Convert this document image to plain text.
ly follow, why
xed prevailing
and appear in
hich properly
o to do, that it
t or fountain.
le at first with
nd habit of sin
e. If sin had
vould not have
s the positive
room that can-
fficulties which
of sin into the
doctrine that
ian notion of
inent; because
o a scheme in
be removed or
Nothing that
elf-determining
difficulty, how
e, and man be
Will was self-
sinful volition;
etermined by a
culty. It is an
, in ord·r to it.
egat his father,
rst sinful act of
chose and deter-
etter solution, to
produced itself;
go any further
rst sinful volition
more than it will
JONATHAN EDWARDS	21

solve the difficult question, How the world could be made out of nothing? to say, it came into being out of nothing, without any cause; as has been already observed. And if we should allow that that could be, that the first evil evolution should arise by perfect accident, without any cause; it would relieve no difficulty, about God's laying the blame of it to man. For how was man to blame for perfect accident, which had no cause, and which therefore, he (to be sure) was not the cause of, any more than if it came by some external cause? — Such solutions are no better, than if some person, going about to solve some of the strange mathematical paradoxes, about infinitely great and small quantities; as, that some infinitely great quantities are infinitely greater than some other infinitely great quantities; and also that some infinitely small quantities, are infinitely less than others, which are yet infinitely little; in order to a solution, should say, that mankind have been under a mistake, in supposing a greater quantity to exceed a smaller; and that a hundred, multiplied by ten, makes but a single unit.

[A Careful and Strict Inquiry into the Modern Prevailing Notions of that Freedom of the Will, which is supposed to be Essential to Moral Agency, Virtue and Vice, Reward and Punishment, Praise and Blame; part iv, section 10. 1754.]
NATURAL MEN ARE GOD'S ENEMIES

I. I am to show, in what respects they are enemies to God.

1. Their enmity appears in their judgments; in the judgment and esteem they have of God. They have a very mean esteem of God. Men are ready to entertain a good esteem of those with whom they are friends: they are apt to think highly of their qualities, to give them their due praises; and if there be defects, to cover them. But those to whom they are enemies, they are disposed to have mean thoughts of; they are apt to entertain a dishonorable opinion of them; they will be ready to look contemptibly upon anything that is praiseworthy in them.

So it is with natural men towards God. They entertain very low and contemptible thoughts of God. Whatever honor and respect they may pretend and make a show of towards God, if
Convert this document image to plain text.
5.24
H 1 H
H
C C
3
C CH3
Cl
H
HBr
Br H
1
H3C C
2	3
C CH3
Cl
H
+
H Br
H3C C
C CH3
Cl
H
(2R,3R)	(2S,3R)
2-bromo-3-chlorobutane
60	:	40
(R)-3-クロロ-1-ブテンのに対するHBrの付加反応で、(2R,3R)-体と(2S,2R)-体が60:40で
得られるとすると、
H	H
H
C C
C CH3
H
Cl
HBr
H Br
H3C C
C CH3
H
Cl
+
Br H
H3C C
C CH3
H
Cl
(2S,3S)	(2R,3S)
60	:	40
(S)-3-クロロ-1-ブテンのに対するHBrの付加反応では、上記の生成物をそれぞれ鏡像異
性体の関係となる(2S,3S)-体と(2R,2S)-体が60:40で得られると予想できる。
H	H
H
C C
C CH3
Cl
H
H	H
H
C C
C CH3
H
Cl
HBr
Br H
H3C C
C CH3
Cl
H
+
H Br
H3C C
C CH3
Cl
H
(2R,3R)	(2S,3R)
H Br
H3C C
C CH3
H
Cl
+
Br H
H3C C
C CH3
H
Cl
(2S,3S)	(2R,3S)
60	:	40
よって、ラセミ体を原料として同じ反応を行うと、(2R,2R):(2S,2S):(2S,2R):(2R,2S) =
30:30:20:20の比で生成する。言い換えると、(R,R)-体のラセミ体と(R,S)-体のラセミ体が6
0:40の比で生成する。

# Aim:
From the data above, extract every line in its exact form.

# Result for this task:
Convert this document image to plain text.
ly follow, why
xed prevailing
and appear in
hich properly
o to do, that it
t or fountain.
le at first with
nd habit of sin
e. If sin had
vould not have
s the positive
room that can-
fficulties which
of sin into the
doctrine that
ian notion of
inent; because
o a scheme in
be removed or
Nothing that
elf-determining
difficulty, how
e, and man be
Will was self-
sinful volition;
etermined by a
culty. It is an
, in ord·r to it.
egat his father,
rst sinful act of
chose and deter-
etter solution, to
produced itself;
go any further
rst sinful volition
more than it will
JONATHAN EDWARDS	21

solve the difficult question, How the world could be made out of nothing? to say, it came into being out of nothing, without any cause; as has been already observed. And if we should allow that that could be, that the first evil evolution should arise by perfect accident, without any cause; it would relieve no difficulty, about God's laying the blame of it to man. For how was man to blame for perfect accident, which had no cause, and which therefore, he (to be sure) was not the cause of, any more than if it came by some external cause? — Such solutions are no better, than if some person, going about to solve some of the strange mathematical paradoxes, about infinitely great and small quantities; as, that some infinitely great quantities are infinitely greater than some other infinitely great quantities; and also that some infinitely small quantities, are infinitely less than others, which are yet infinitely little; in order to a solution, should say, that mankind have been under a mistake, in supposing a greater quantity to exceed a smaller; and that a hundred, multiplied by ten, makes but a single unit.

[A Careful and Strict Inquiry into the Modern Prevailing Notions of that Freedom of the Will, which is supposed to be Essential to Moral Agency, Virtue and Vice, Reward and Punishment, Praise and Blame; part iv, section 10. 1754.]
NATURAL MEN ARE GOD'S ENEMIES

I. I am to show, in what respects they are enemies to God.

1. Their enmity appears in their judgments; in the judgment and esteem they have of God. They have a very mean esteem of God. Men are ready to entertain a good esteem of those with whom they are friends: they are apt to think highly of their qualities, to give them their due praises; and if there be defects, to cover them. But those to whom they are enemies, they are disposed to have mean thoughts of; they are apt to entertain a dishonorable opinion of them; they will be ready to look contemptibly upon anything that is praiseworthy in them.

So it is with natural men towards God. They entertain very low and contemptible thoughts of God. Whatever honor and respect they may pretend and make a show of towards God, if
Convert this document image to plain text.
5.24
H 1 H
H
C C
3
C CH3
Cl
H
HBr
Br H
1
H3C C
2	3
C CH3
Cl
H
+
H Br
H3C C
C CH3
Cl
H
(2R,3R)	(2S,3R)
2-bromo-3-chlorobutane
60	:	40
(R)-3-クロロ-1-ブテンのに対するHBrの付加反応で、(2R,3R)-体と(2S,2R)-体が60:40で
得られるとすると、
H	H
H
C C
C CH3
H
Cl
HBr
H Br
H3C C
C CH3
H
Cl
+
Br H
H3C C
C CH3
H
Cl
(2S,3S)	(2R,3S)
60	:	40
(S)-3-クロロ-1-ブテンのに対するHBrの付加反応では、上記の生成物をそれぞれ鏡像異
性体の関係となる(2S,3S)-体と(2R,2S)-体が60:40で得られると予想できる。
H	H
H
C C
C CH3
Cl
H
H	H
H
C C
C CH3
H
Cl
HBr
Br H
H3C C
C CH3
Cl
H
+
H Br
H3C C
C CH3
Cl
H
(2R,3R)	(2S,3R)
H Br
H3C C
C CH3
H
Cl
+
Br H
H3C C
C CH3
H
Cl
(2S,3S)	(2R,3S)
60	:	40
よって、ラセミ体を原料として同じ反応を行うと、(2R,2R):(2S,2S):(2S,2R):(2R,2S) =
30:30:20:20の比で生成する。言い換えると、(R,R)-体のラセミ体と(R,S)-体のラセミ体が6
0:40の比で生成する。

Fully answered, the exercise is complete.